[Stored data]
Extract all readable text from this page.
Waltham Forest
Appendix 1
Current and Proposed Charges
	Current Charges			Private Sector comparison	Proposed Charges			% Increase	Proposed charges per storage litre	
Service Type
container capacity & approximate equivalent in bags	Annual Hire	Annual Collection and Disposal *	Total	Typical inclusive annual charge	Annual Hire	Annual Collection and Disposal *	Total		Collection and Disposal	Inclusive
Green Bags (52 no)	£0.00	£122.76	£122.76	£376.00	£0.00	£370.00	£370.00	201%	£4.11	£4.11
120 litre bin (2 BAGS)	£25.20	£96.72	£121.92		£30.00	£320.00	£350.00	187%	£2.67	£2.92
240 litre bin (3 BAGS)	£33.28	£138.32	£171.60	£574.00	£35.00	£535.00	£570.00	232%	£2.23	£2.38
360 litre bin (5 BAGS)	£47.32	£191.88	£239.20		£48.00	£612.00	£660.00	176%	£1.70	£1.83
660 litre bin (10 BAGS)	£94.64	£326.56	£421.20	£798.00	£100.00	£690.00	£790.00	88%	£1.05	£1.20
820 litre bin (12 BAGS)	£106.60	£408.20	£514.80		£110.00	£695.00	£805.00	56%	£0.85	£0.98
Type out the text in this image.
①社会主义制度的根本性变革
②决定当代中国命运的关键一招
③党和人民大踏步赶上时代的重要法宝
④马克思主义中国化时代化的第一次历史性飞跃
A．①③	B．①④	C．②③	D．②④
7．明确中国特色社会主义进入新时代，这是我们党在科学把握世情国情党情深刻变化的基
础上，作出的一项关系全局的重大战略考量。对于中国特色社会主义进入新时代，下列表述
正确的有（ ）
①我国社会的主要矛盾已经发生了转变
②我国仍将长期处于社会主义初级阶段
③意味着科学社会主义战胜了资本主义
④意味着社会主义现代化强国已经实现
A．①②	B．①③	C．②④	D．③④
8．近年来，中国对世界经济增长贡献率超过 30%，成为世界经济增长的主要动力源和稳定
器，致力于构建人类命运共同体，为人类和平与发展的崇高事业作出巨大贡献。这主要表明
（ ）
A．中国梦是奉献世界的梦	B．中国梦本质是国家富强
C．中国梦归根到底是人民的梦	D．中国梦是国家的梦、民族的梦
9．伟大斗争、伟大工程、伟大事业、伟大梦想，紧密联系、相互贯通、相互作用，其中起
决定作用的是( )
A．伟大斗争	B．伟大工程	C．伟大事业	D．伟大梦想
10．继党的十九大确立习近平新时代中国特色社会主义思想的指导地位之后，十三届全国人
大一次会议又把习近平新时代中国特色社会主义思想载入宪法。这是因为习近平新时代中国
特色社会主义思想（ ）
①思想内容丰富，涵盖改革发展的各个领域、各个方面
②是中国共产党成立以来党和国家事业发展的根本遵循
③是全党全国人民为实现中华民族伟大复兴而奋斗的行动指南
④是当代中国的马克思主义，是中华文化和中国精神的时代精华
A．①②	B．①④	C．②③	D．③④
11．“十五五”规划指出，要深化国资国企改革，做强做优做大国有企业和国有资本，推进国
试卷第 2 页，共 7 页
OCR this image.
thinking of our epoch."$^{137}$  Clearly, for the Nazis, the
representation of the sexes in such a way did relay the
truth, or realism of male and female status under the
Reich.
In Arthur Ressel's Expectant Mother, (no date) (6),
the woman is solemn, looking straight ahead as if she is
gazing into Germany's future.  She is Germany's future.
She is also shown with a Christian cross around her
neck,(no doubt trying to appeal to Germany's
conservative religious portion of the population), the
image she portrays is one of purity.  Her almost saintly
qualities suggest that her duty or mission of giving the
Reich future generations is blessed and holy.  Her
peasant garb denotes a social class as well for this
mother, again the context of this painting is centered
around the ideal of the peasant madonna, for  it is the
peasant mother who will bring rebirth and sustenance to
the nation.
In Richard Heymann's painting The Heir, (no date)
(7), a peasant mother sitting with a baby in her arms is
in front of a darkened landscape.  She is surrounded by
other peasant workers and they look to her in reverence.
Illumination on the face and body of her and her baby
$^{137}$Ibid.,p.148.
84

What the task requires. Compute how many lines include the string "伟大事业", then give that number by itself.

Completed task. 2